Find all the lines with "Time" and gather them.

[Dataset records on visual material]
^^^^^^^^^^^^^^^^
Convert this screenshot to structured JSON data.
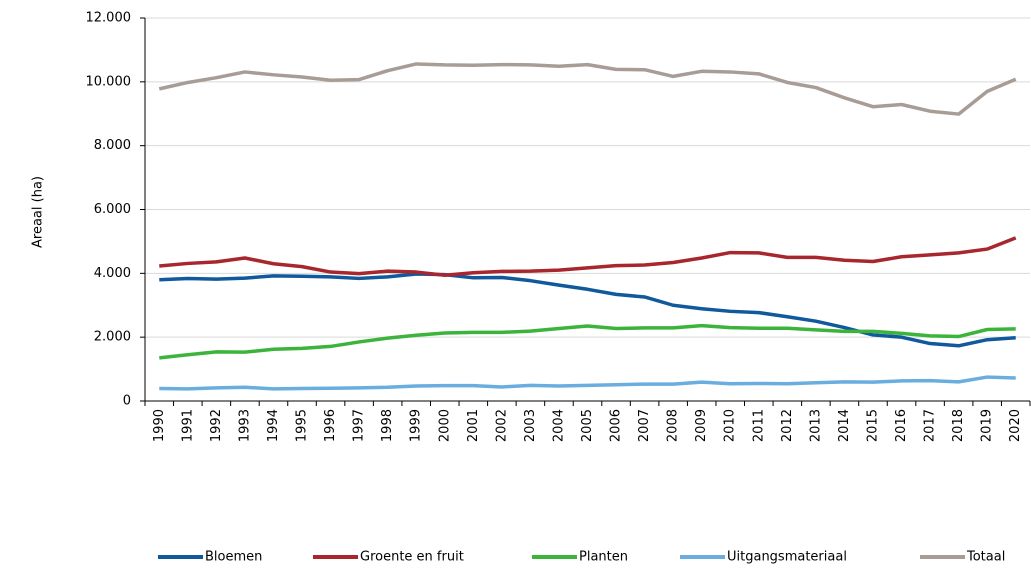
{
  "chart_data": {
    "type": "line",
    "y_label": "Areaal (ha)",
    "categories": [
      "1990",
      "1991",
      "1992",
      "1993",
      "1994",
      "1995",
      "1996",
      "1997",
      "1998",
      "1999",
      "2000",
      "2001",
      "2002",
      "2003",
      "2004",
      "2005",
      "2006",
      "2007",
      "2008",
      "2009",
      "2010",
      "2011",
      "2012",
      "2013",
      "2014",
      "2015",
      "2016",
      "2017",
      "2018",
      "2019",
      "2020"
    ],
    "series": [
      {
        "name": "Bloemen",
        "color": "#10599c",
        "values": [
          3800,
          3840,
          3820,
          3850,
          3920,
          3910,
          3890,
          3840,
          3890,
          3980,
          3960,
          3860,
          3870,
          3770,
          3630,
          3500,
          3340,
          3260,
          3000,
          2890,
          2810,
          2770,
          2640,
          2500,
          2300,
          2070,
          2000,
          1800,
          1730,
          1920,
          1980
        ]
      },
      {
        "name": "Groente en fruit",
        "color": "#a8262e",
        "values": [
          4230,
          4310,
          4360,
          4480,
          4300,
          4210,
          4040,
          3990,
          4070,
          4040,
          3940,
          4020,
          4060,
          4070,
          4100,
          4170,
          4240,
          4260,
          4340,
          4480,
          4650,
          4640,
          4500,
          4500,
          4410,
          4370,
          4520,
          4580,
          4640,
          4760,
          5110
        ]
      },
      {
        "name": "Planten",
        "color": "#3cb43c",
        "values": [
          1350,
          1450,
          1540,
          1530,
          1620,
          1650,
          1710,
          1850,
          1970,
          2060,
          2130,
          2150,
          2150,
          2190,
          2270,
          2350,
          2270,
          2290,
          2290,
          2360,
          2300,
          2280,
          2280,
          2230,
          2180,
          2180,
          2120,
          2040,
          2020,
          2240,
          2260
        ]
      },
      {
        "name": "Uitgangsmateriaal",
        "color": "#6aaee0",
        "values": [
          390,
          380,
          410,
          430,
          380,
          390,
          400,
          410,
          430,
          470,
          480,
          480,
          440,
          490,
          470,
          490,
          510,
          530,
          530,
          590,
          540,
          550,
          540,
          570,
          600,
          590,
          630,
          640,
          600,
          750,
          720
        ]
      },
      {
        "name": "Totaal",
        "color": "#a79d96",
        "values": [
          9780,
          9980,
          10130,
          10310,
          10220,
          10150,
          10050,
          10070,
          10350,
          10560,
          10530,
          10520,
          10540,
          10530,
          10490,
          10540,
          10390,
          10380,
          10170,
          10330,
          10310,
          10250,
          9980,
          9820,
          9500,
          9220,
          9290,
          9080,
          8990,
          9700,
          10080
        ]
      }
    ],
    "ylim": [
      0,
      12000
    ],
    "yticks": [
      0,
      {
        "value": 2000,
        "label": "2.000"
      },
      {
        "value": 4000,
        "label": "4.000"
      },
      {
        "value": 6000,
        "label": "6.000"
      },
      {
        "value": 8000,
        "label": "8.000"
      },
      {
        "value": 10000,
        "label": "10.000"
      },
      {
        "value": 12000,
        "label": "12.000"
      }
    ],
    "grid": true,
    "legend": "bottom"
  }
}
^^^^^^^^^^^^^^^^
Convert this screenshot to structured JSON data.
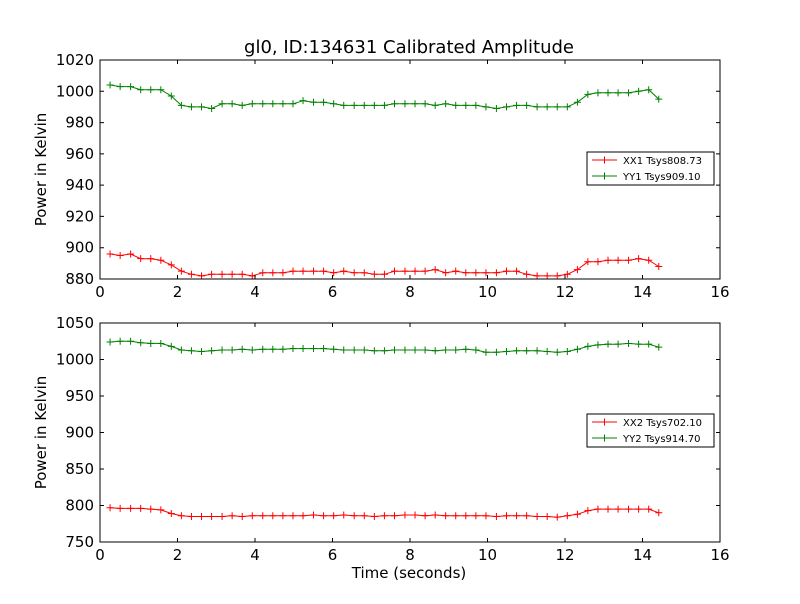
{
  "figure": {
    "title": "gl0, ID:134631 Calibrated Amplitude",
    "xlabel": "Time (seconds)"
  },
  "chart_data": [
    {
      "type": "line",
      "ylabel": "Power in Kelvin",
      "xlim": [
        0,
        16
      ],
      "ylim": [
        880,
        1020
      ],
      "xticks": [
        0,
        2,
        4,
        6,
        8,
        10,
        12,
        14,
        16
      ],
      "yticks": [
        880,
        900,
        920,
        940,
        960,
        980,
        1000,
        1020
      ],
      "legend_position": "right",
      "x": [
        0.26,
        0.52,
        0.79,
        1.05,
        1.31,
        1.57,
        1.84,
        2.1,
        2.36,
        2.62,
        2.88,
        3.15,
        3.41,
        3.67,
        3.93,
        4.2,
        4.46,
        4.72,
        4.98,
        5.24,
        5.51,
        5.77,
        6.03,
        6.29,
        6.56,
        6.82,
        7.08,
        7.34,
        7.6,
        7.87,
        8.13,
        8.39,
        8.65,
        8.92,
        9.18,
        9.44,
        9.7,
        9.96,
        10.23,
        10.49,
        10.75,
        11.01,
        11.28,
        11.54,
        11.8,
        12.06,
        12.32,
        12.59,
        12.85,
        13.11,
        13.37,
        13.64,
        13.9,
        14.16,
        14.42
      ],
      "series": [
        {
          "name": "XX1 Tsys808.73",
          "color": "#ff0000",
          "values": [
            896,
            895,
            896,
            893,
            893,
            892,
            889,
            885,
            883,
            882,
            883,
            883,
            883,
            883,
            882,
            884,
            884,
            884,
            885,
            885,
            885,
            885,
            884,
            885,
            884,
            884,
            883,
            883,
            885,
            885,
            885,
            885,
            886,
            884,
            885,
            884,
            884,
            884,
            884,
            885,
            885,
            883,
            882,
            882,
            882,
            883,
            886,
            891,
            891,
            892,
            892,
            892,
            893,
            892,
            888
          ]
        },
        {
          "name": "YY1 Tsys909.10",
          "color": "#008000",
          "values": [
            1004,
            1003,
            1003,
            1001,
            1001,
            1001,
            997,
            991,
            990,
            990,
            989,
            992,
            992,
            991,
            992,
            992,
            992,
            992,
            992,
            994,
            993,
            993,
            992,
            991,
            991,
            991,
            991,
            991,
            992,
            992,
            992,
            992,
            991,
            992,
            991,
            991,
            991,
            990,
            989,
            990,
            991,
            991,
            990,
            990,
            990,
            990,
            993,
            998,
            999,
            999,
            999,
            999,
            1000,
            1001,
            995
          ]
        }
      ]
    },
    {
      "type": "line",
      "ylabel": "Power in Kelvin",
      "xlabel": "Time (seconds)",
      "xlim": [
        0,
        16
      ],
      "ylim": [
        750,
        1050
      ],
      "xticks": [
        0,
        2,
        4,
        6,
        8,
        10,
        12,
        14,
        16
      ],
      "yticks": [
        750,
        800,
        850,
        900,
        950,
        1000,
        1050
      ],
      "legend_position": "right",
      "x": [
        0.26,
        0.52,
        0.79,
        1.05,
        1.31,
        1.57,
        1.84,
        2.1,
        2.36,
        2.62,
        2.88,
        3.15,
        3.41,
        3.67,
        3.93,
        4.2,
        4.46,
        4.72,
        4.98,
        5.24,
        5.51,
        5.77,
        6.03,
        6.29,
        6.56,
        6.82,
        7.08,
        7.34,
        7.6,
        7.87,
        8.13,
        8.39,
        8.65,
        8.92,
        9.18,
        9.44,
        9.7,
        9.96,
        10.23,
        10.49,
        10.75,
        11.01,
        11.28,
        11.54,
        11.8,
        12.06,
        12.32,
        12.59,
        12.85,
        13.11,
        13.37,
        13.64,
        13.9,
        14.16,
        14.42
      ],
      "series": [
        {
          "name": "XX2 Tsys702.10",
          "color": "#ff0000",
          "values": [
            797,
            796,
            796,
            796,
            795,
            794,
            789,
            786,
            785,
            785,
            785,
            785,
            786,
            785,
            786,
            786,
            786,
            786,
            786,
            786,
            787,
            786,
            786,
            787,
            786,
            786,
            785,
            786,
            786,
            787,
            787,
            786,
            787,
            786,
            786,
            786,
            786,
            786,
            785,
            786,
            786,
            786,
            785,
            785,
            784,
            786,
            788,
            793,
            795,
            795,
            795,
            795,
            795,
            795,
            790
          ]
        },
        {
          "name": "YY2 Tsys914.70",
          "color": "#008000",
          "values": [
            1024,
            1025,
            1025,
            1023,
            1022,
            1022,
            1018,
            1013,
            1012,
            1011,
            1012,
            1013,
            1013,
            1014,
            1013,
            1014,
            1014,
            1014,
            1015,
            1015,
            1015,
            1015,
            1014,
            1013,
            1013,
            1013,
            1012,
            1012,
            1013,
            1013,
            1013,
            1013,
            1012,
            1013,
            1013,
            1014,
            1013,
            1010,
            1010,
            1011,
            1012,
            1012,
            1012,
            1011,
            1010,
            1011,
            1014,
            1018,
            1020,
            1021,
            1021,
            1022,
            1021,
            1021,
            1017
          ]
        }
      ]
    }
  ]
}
^^^^^^^^^^^^^^^^
Worked answer:
    "xlabel": "Time (seconds)"
      "xlabel": "Time (seconds)",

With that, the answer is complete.